EXERCISE BRIEF
Write out the data below in full, unchanged, minus the images.

Records about charts and figures
>>>>>

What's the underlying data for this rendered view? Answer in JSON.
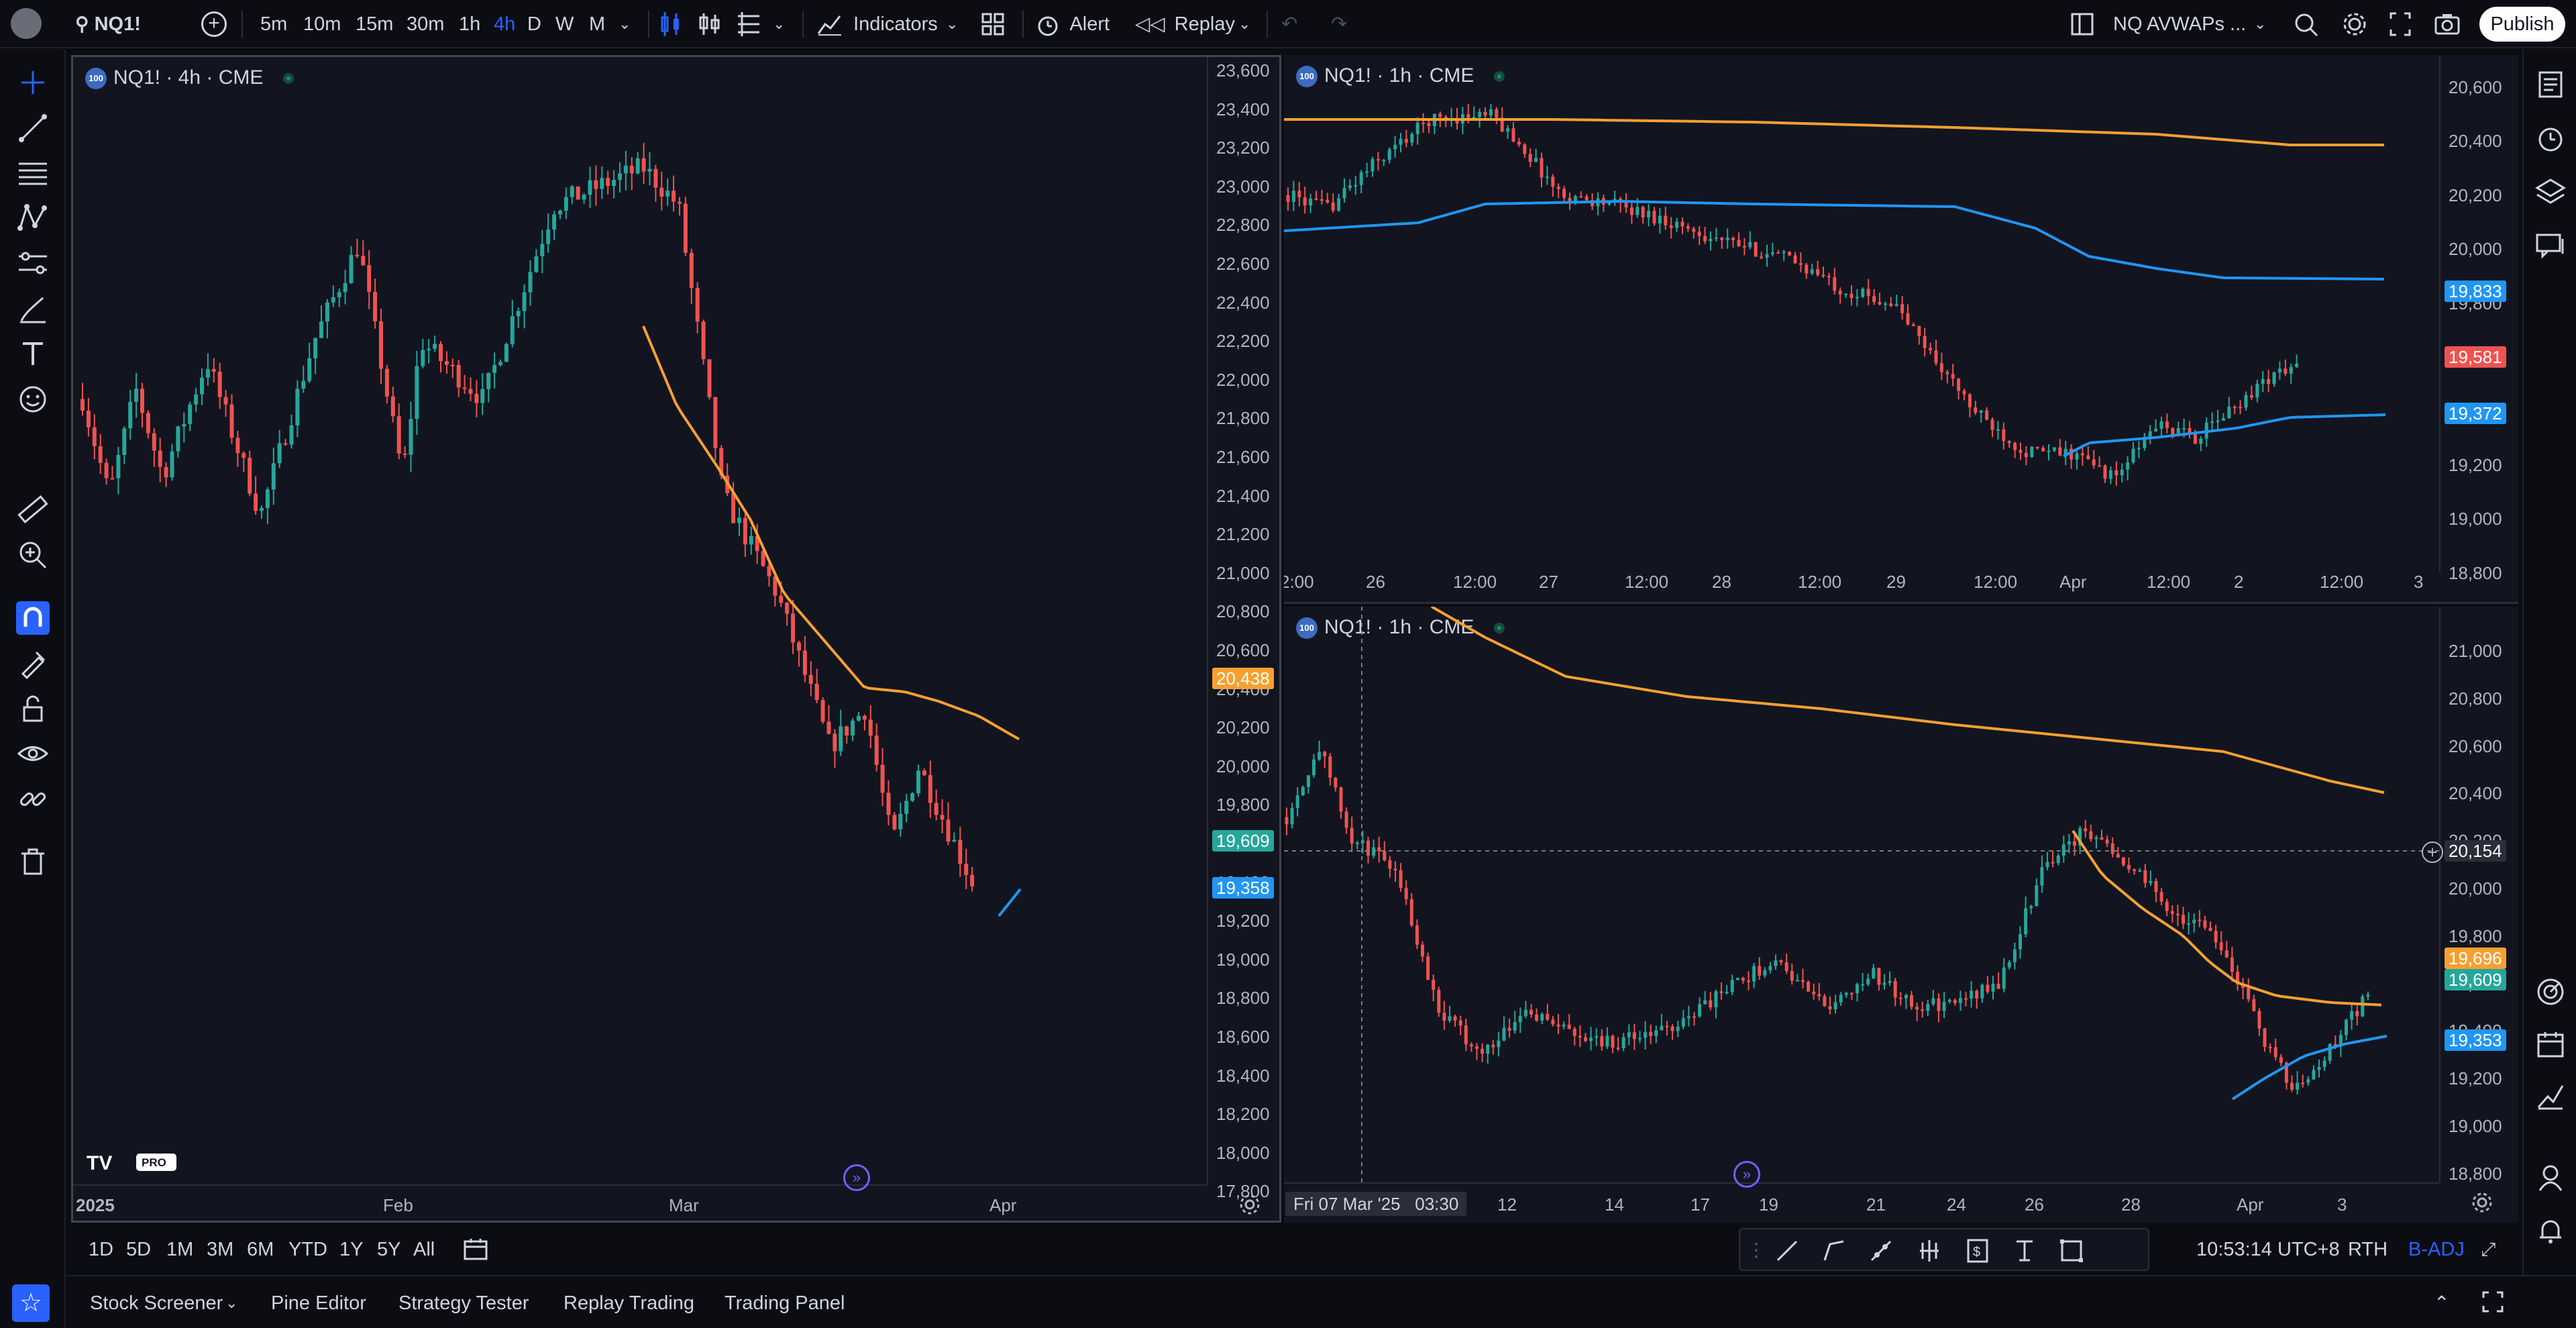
{
  "topbar": {
    "symbol": "NQ1!",
    "timeframes": [
      "5m",
      "10m",
      "15m",
      "30m",
      "1h",
      "4h",
      "D",
      "W",
      "M"
    ],
    "active_timeframe": "4h",
    "indicators_label": "Indicators",
    "alert_label": "Alert",
    "replay_label": "Replay",
    "layout_name": "NQ AVWAPs ...",
    "publish_label": "Publish"
  },
  "colors": {
    "up": "#26a69a",
    "down": "#ef5350",
    "orange": "#f7a031",
    "blue": "#2196f3",
    "accent": "#2962ff",
    "pane_bg": "#121520"
  },
  "left_toolbar_icons": [
    "crosshair-icon",
    "trend-line-icon",
    "fib-icon",
    "pattern-icon",
    "projection-icon",
    "brush-icon",
    "text-icon",
    "emoji-icon",
    "ruler-icon",
    "zoom-in-icon",
    "magnet-icon",
    "lock-drawing-icon",
    "lock-icon",
    "eye-icon",
    "link-icon",
    "trash-icon",
    "star-icon"
  ],
  "right_toolbar_icons": [
    "watchlist-icon",
    "alerts-clock-icon",
    "layers-icon",
    "chat-icon",
    "target-icon",
    "calendar-icon",
    "pine-icon",
    "ideas-icon",
    "bell-icon",
    "help-icon"
  ],
  "panes": {
    "left": {
      "title": "NQ1! · 4h · CME",
      "price_axis": [
        "23,600",
        "23,400",
        "23,200",
        "23,000",
        "22,800",
        "22,600",
        "22,400",
        "22,200",
        "22,000",
        "21,800",
        "21,600",
        "21,400",
        "21,200",
        "21,000",
        "20,800",
        "20,600",
        "20,400",
        "20,200",
        "20,000",
        "19,800",
        "19,600",
        "19,400",
        "19,200",
        "19,000",
        "18,800",
        "18,600",
        "18,400",
        "18,200",
        "18,000",
        "17,800"
      ],
      "tags": [
        {
          "label": "20,438",
          "color": "#f7a031"
        },
        {
          "label": "19,609",
          "color": "#26a69a"
        },
        {
          "label": "19,358",
          "color": "#2196f3"
        }
      ],
      "time_axis": [
        "2025",
        "Feb",
        "Mar",
        "Apr"
      ]
    },
    "top_right": {
      "title": "NQ1! · 1h · CME",
      "price_axis": [
        "20,600",
        "20,400",
        "20,200",
        "20,000",
        "19,800",
        "19,600",
        "19,400",
        "19,200",
        "19,000",
        "18,800"
      ],
      "tags": [
        {
          "label": "19,833",
          "color": "#2196f3"
        },
        {
          "label": "19,581",
          "color": "#ef5350"
        },
        {
          "label": "19,372",
          "color": "#2196f3"
        }
      ],
      "time_axis": [
        "2:00",
        "26",
        "12:00",
        "27",
        "12:00",
        "28",
        "12:00",
        "29",
        "12:00",
        "Apr",
        "12:00",
        "2",
        "12:00",
        "3"
      ]
    },
    "bottom_right": {
      "title": "NQ1! · 1h · CME",
      "price_axis": [
        "21,000",
        "20,800",
        "20,600",
        "20,400",
        "20,200",
        "20,000",
        "19,800",
        "19,600",
        "19,400",
        "19,200",
        "19,000",
        "18,800"
      ],
      "tags": [
        {
          "label": "20,154",
          "color": "#2a2e39"
        },
        {
          "label": "19,696",
          "color": "#f7a031"
        },
        {
          "label": "19,609",
          "color": "#26a69a"
        },
        {
          "label": "19,353",
          "color": "#2196f3"
        }
      ],
      "time_axis": [
        "12",
        "14",
        "17",
        "19",
        "21",
        "24",
        "26",
        "28",
        "Apr",
        "3"
      ],
      "crosshair_time": "Fri 07 Mar '25",
      "crosshair_clock": "03:30"
    }
  },
  "rangebar": {
    "ranges": [
      "1D",
      "5D",
      "1M",
      "3M",
      "6M",
      "YTD",
      "1Y",
      "5Y",
      "All"
    ],
    "clock": "10:53:14 UTC+8",
    "session": "RTH",
    "adjustment": "B-ADJ"
  },
  "bottombar": {
    "tabs": [
      "Stock Screener",
      "Pine Editor",
      "Strategy Tester",
      "Replay Trading",
      "Trading Panel"
    ]
  }
}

<<<<<

SOLUTION BELOW
What's the underlying data for this rendered view? Answer in JSON.
{
  "topbar": {
    "symbol": "NQ1!",
    "timeframes": [
      "5m",
      "10m",
      "15m",
      "30m",
      "1h",
      "4h",
      "D",
      "W",
      "M"
    ],
    "active_timeframe": "4h",
    "indicators_label": "Indicators",
    "alert_label": "Alert",
    "replay_label": "Replay",
    "layout_name": "NQ AVWAPs ...",
    "publish_label": "Publish"
  },
  "colors": {
    "up": "#26a69a",
    "down": "#ef5350",
    "orange": "#f7a031",
    "blue": "#2196f3",
    "accent": "#2962ff",
    "pane_bg": "#121520"
  },
  "left_toolbar_icons": [
    "crosshair-icon",
    "trend-line-icon",
    "fib-icon",
    "pattern-icon",
    "projection-icon",
    "brush-icon",
    "text-icon",
    "emoji-icon",
    "ruler-icon",
    "zoom-in-icon",
    "magnet-icon",
    "lock-drawing-icon",
    "lock-icon",
    "eye-icon",
    "link-icon",
    "trash-icon",
    "star-icon"
  ],
  "right_toolbar_icons": [
    "watchlist-icon",
    "alerts-clock-icon",
    "layers-icon",
    "chat-icon",
    "target-icon",
    "calendar-icon",
    "pine-icon",
    "ideas-icon",
    "bell-icon",
    "help-icon"
  ],
  "panes": {
    "left": {
      "title": "NQ1! · 4h · CME",
      "price_axis": [
        "23,600",
        "23,400",
        "23,200",
        "23,000",
        "22,800",
        "22,600",
        "22,400",
        "22,200",
        "22,000",
        "21,800",
        "21,600",
        "21,400",
        "21,200",
        "21,000",
        "20,800",
        "20,600",
        "20,400",
        "20,200",
        "20,000",
        "19,800",
        "19,600",
        "19,400",
        "19,200",
        "19,000",
        "18,800",
        "18,600",
        "18,400",
        "18,200",
        "18,000",
        "17,800"
      ],
      "tags": [
        {
          "label": "20,438",
          "color": "#f7a031"
        },
        {
          "label": "19,609",
          "color": "#26a69a"
        },
        {
          "label": "19,358",
          "color": "#2196f3"
        }
      ],
      "time_axis": [
        "2025",
        "Feb",
        "Mar",
        "Apr"
      ]
    },
    "top_right": {
      "title": "NQ1! · 1h · CME",
      "price_axis": [
        "20,600",
        "20,400",
        "20,200",
        "20,000",
        "19,800",
        "19,600",
        "19,400",
        "19,200",
        "19,000",
        "18,800"
      ],
      "tags": [
        {
          "label": "19,833",
          "color": "#2196f3"
        },
        {
          "label": "19,581",
          "color": "#ef5350"
        },
        {
          "label": "19,372",
          "color": "#2196f3"
        }
      ],
      "time_axis": [
        "2:00",
        "26",
        "12:00",
        "27",
        "12:00",
        "28",
        "12:00",
        "29",
        "12:00",
        "Apr",
        "12:00",
        "2",
        "12:00",
        "3"
      ]
    },
    "bottom_right": {
      "title": "NQ1! · 1h · CME",
      "price_axis": [
        "21,000",
        "20,800",
        "20,600",
        "20,400",
        "20,200",
        "20,000",
        "19,800",
        "19,600",
        "19,400",
        "19,200",
        "19,000",
        "18,800"
      ],
      "tags": [
        {
          "label": "20,154",
          "color": "#2a2e39"
        },
        {
          "label": "19,696",
          "color": "#f7a031"
        },
        {
          "label": "19,609",
          "color": "#26a69a"
        },
        {
          "label": "19,353",
          "color": "#2196f3"
        }
      ],
      "time_axis": [
        "12",
        "14",
        "17",
        "19",
        "21",
        "24",
        "26",
        "28",
        "Apr",
        "3"
      ],
      "crosshair_time": "Fri 07 Mar '25",
      "crosshair_clock": "03:30"
    }
  },
  "rangebar": {
    "ranges": [
      "1D",
      "5D",
      "1M",
      "3M",
      "6M",
      "YTD",
      "1Y",
      "5Y",
      "All"
    ],
    "clock": "10:53:14 UTC+8",
    "session": "RTH",
    "adjustment": "B-ADJ"
  },
  "bottombar": {
    "tabs": [
      "Stock Screener",
      "Pine Editor",
      "Strategy Tester",
      "Replay Trading",
      "Trading Panel"
    ]
  }
}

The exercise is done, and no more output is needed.